## Problem requirements
From the material below, list every line containing "potential".

====== Task material

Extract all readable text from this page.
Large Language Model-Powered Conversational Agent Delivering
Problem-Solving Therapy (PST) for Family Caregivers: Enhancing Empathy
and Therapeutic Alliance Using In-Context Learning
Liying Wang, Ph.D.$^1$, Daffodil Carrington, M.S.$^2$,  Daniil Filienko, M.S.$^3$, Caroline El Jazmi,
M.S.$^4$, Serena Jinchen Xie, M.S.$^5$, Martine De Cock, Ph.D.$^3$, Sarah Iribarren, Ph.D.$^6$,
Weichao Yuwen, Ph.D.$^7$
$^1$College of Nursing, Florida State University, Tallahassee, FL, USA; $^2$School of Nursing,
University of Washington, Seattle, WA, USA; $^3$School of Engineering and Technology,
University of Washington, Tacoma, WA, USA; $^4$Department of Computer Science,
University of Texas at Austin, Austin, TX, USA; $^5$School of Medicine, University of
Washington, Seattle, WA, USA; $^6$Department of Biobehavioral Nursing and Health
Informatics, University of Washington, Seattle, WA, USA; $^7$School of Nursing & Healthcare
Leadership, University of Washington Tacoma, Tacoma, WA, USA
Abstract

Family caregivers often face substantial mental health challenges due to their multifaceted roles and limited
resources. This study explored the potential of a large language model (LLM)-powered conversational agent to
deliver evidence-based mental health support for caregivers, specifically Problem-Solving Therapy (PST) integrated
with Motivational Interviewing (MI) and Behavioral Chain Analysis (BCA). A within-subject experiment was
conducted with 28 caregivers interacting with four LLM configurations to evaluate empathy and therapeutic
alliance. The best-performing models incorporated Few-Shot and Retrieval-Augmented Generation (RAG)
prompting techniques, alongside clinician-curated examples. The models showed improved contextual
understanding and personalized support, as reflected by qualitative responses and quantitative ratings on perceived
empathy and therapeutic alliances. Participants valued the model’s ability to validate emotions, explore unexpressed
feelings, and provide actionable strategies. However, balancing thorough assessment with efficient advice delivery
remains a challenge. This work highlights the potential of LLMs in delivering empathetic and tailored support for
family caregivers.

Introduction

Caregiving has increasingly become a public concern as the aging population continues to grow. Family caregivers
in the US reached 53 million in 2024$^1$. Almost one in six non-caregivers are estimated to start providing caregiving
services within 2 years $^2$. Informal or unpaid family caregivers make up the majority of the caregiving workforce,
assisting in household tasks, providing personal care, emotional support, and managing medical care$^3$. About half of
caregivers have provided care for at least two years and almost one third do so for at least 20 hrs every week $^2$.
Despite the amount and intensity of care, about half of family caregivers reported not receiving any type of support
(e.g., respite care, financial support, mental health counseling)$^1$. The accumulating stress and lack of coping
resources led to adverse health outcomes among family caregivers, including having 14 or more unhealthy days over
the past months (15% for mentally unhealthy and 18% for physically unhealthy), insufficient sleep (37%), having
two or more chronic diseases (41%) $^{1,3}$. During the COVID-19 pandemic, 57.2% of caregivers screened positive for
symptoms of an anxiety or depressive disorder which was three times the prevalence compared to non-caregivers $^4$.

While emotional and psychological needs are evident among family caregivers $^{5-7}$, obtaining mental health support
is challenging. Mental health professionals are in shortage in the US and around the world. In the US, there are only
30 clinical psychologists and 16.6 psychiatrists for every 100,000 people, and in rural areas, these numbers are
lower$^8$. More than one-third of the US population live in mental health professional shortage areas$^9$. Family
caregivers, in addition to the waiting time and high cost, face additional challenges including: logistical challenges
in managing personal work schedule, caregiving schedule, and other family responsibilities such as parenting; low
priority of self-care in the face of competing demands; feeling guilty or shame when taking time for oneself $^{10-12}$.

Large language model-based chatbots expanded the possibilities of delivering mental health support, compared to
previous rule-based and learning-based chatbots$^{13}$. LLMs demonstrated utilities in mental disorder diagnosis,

============

## Reply to the exercise
resources. This study explored the potential of a large language model (LLM)-powered conversational agent to
remains a challenge. This work highlights the potential of LLMs in delivering empathetic and tailored support for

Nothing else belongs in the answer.